AIM OF THE EXERCISE
Skip the pictures. Copy all the rest of the records down exactly.
[START OF ENTRIES SHOWN]
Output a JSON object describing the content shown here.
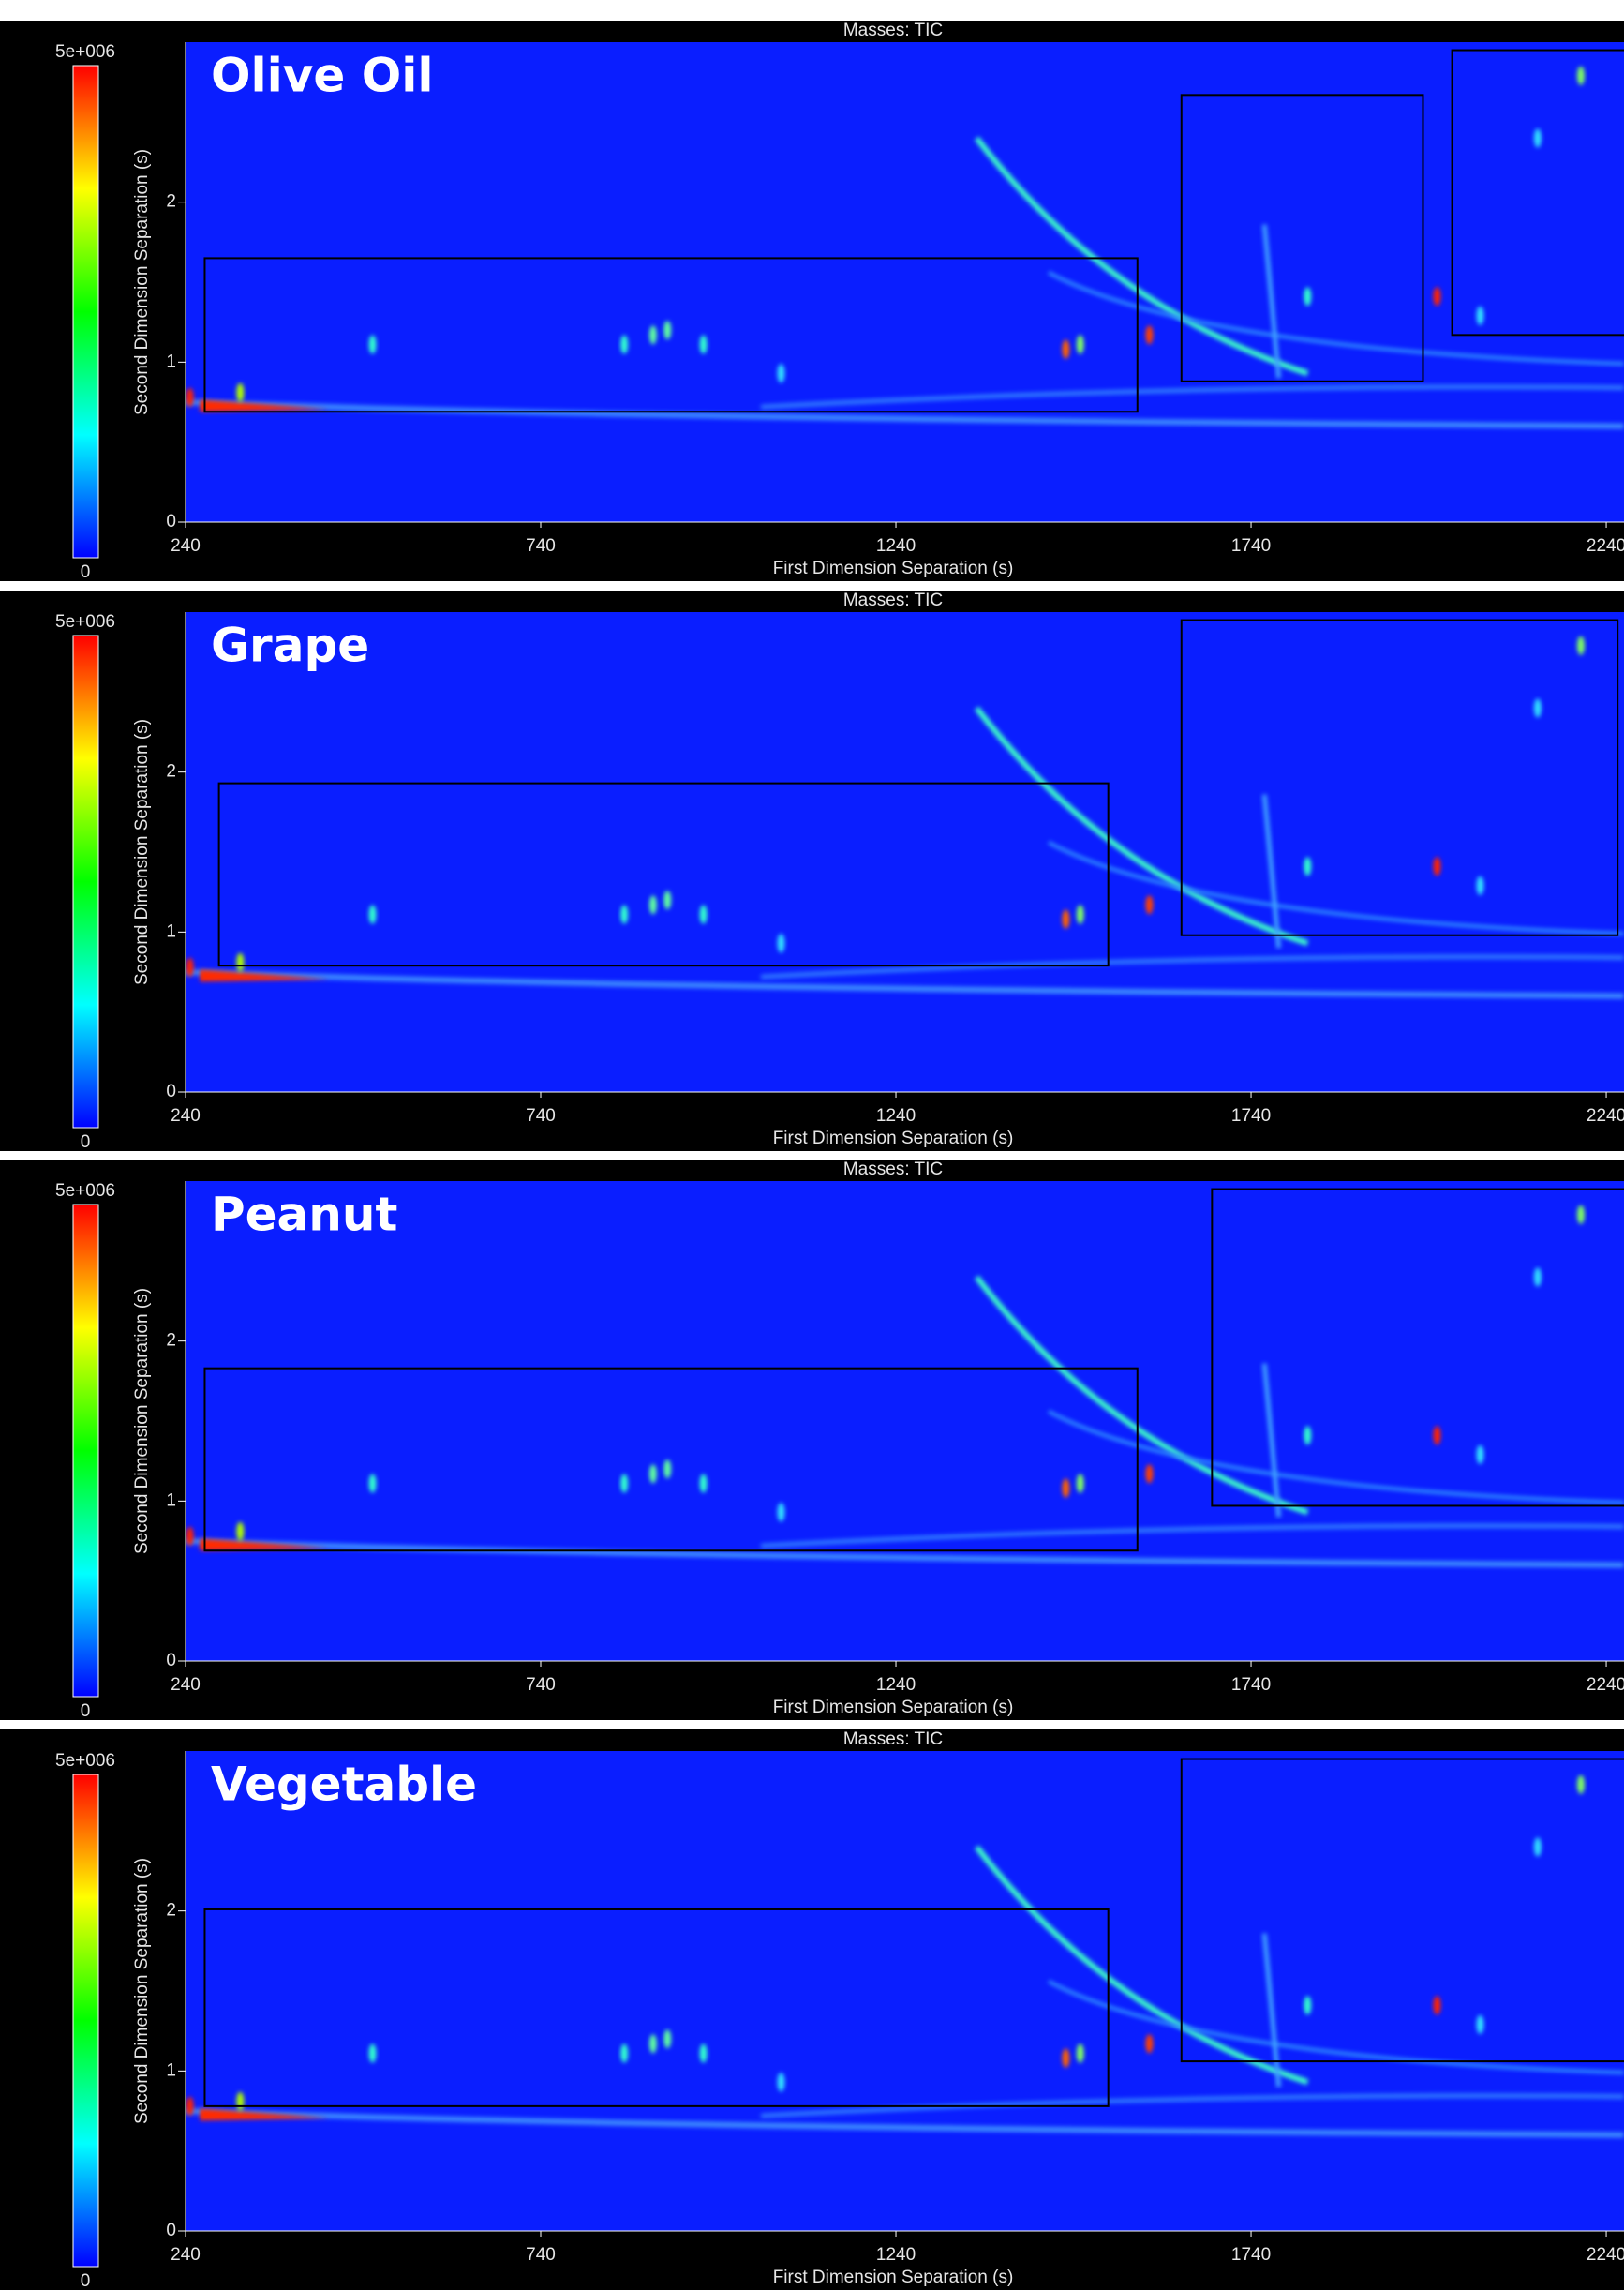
{
  "chart_data": [
    {
      "type": "heatmap",
      "title": "Masses: TIC",
      "panel_label": "Olive Oil",
      "xlabel": "First Dimension Separation (s)",
      "ylabel": "Second Dimension Separation (s)",
      "xlim": [
        240,
        2265
      ],
      "ylim": [
        0,
        3
      ],
      "xticks": [
        240,
        740,
        1240,
        1740,
        2240
      ],
      "yticks": [
        0,
        1,
        2
      ],
      "clim": [
        0,
        5000000
      ],
      "colorbar_ticks": [
        0,
        {
          "value": 5000000,
          "label": "5e+006"
        }
      ],
      "colormap": [
        "#0000ff",
        "#00ffff",
        "#00ff00",
        "#ffff00",
        "#ff0000"
      ],
      "background": "#0a1eff",
      "regions": [
        {
          "x": [
            267,
            1580
          ],
          "y": [
            0.69,
            1.65
          ]
        },
        {
          "x": [
            1642,
            1982
          ],
          "y": [
            0.88,
            2.67
          ]
        },
        {
          "x": [
            2023,
            2280
          ],
          "y": [
            1.17,
            2.95
          ]
        }
      ]
    },
    {
      "type": "heatmap",
      "title": "Masses: TIC",
      "panel_label": "Grape",
      "xlabel": "First Dimension Separation (s)",
      "ylabel": "Second Dimension Separation (s)",
      "xlim": [
        240,
        2265
      ],
      "ylim": [
        0,
        3
      ],
      "xticks": [
        240,
        740,
        1240,
        1740,
        2240
      ],
      "yticks": [
        0,
        1,
        2
      ],
      "clim": [
        0,
        5000000
      ],
      "colorbar_ticks": [
        0,
        {
          "value": 5000000,
          "label": "5e+006"
        }
      ],
      "colormap": [
        "#0000ff",
        "#00ffff",
        "#00ff00",
        "#ffff00",
        "#ff0000"
      ],
      "background": "#0a1eff",
      "regions": [
        {
          "x": [
            287,
            1539
          ],
          "y": [
            0.79,
            1.93
          ]
        },
        {
          "x": [
            1642,
            2256
          ],
          "y": [
            0.98,
            2.95
          ]
        }
      ]
    },
    {
      "type": "heatmap",
      "title": "Masses: TIC",
      "panel_label": "Peanut",
      "xlabel": "First Dimension Separation (s)",
      "ylabel": "Second Dimension Separation (s)",
      "xlim": [
        240,
        2265
      ],
      "ylim": [
        0,
        3
      ],
      "xticks": [
        240,
        740,
        1240,
        1740,
        2240
      ],
      "yticks": [
        0,
        1,
        2
      ],
      "clim": [
        0,
        5000000
      ],
      "colorbar_ticks": [
        0,
        {
          "value": 5000000,
          "label": "5e+006"
        }
      ],
      "colormap": [
        "#0000ff",
        "#00ffff",
        "#00ff00",
        "#ffff00",
        "#ff0000"
      ],
      "background": "#0a1eff",
      "regions": [
        {
          "x": [
            267,
            1580
          ],
          "y": [
            0.69,
            1.83
          ]
        },
        {
          "x": [
            1685,
            2280
          ],
          "y": [
            0.97,
            2.95
          ]
        }
      ]
    },
    {
      "type": "heatmap",
      "title": "Masses: TIC",
      "panel_label": "Vegetable",
      "xlabel": "First Dimension Separation (s)",
      "ylabel": "Second Dimension Separation (s)",
      "xlim": [
        240,
        2265
      ],
      "ylim": [
        0,
        3
      ],
      "xticks": [
        240,
        740,
        1240,
        1740,
        2240
      ],
      "yticks": [
        0,
        1,
        2
      ],
      "clim": [
        0,
        5000000
      ],
      "colorbar_ticks": [
        0,
        {
          "value": 5000000,
          "label": "5e+006"
        }
      ],
      "colormap": [
        "#0000ff",
        "#00ffff",
        "#00ff00",
        "#ffff00",
        "#ff0000"
      ],
      "background": "#0a1eff",
      "regions": [
        {
          "x": [
            267,
            1539
          ],
          "y": [
            0.78,
            2.01
          ]
        },
        {
          "x": [
            1642,
            2280
          ],
          "y": [
            1.06,
            2.95
          ]
        }
      ]
    }
  ]
}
[END OF ENTRIES SHOWN]
SOLUTION
Output a JSON object describing the content shown here.
{
  "chart_data": [
    {
      "type": "heatmap",
      "title": "Masses: TIC",
      "panel_label": "Olive Oil",
      "xlabel": "First Dimension Separation (s)",
      "ylabel": "Second Dimension Separation (s)",
      "xlim": [
        240,
        2265
      ],
      "ylim": [
        0,
        3
      ],
      "xticks": [
        240,
        740,
        1240,
        1740,
        2240
      ],
      "yticks": [
        0,
        1,
        2
      ],
      "clim": [
        0,
        5000000
      ],
      "colorbar_ticks": [
        0,
        {
          "value": 5000000,
          "label": "5e+006"
        }
      ],
      "colormap": [
        "#0000ff",
        "#00ffff",
        "#00ff00",
        "#ffff00",
        "#ff0000"
      ],
      "background": "#0a1eff",
      "regions": [
        {
          "x": [
            267,
            1580
          ],
          "y": [
            0.69,
            1.65
          ]
        },
        {
          "x": [
            1642,
            1982
          ],
          "y": [
            0.88,
            2.67
          ]
        },
        {
          "x": [
            2023,
            2280
          ],
          "y": [
            1.17,
            2.95
          ]
        }
      ]
    },
    {
      "type": "heatmap",
      "title": "Masses: TIC",
      "panel_label": "Grape",
      "xlabel": "First Dimension Separation (s)",
      "ylabel": "Second Dimension Separation (s)",
      "xlim": [
        240,
        2265
      ],
      "ylim": [
        0,
        3
      ],
      "xticks": [
        240,
        740,
        1240,
        1740,
        2240
      ],
      "yticks": [
        0,
        1,
        2
      ],
      "clim": [
        0,
        5000000
      ],
      "colorbar_ticks": [
        0,
        {
          "value": 5000000,
          "label": "5e+006"
        }
      ],
      "colormap": [
        "#0000ff",
        "#00ffff",
        "#00ff00",
        "#ffff00",
        "#ff0000"
      ],
      "background": "#0a1eff",
      "regions": [
        {
          "x": [
            287,
            1539
          ],
          "y": [
            0.79,
            1.93
          ]
        },
        {
          "x": [
            1642,
            2256
          ],
          "y": [
            0.98,
            2.95
          ]
        }
      ]
    },
    {
      "type": "heatmap",
      "title": "Masses: TIC",
      "panel_label": "Peanut",
      "xlabel": "First Dimension Separation (s)",
      "ylabel": "Second Dimension Separation (s)",
      "xlim": [
        240,
        2265
      ],
      "ylim": [
        0,
        3
      ],
      "xticks": [
        240,
        740,
        1240,
        1740,
        2240
      ],
      "yticks": [
        0,
        1,
        2
      ],
      "clim": [
        0,
        5000000
      ],
      "colorbar_ticks": [
        0,
        {
          "value": 5000000,
          "label": "5e+006"
        }
      ],
      "colormap": [
        "#0000ff",
        "#00ffff",
        "#00ff00",
        "#ffff00",
        "#ff0000"
      ],
      "background": "#0a1eff",
      "regions": [
        {
          "x": [
            267,
            1580
          ],
          "y": [
            0.69,
            1.83
          ]
        },
        {
          "x": [
            1685,
            2280
          ],
          "y": [
            0.97,
            2.95
          ]
        }
      ]
    },
    {
      "type": "heatmap",
      "title": "Masses: TIC",
      "panel_label": "Vegetable",
      "xlabel": "First Dimension Separation (s)",
      "ylabel": "Second Dimension Separation (s)",
      "xlim": [
        240,
        2265
      ],
      "ylim": [
        0,
        3
      ],
      "xticks": [
        240,
        740,
        1240,
        1740,
        2240
      ],
      "yticks": [
        0,
        1,
        2
      ],
      "clim": [
        0,
        5000000
      ],
      "colorbar_ticks": [
        0,
        {
          "value": 5000000,
          "label": "5e+006"
        }
      ],
      "colormap": [
        "#0000ff",
        "#00ffff",
        "#00ff00",
        "#ffff00",
        "#ff0000"
      ],
      "background": "#0a1eff",
      "regions": [
        {
          "x": [
            267,
            1539
          ],
          "y": [
            0.78,
            2.01
          ]
        },
        {
          "x": [
            1642,
            2280
          ],
          "y": [
            1.06,
            2.95
          ]
        }
      ]
    }
  ]
}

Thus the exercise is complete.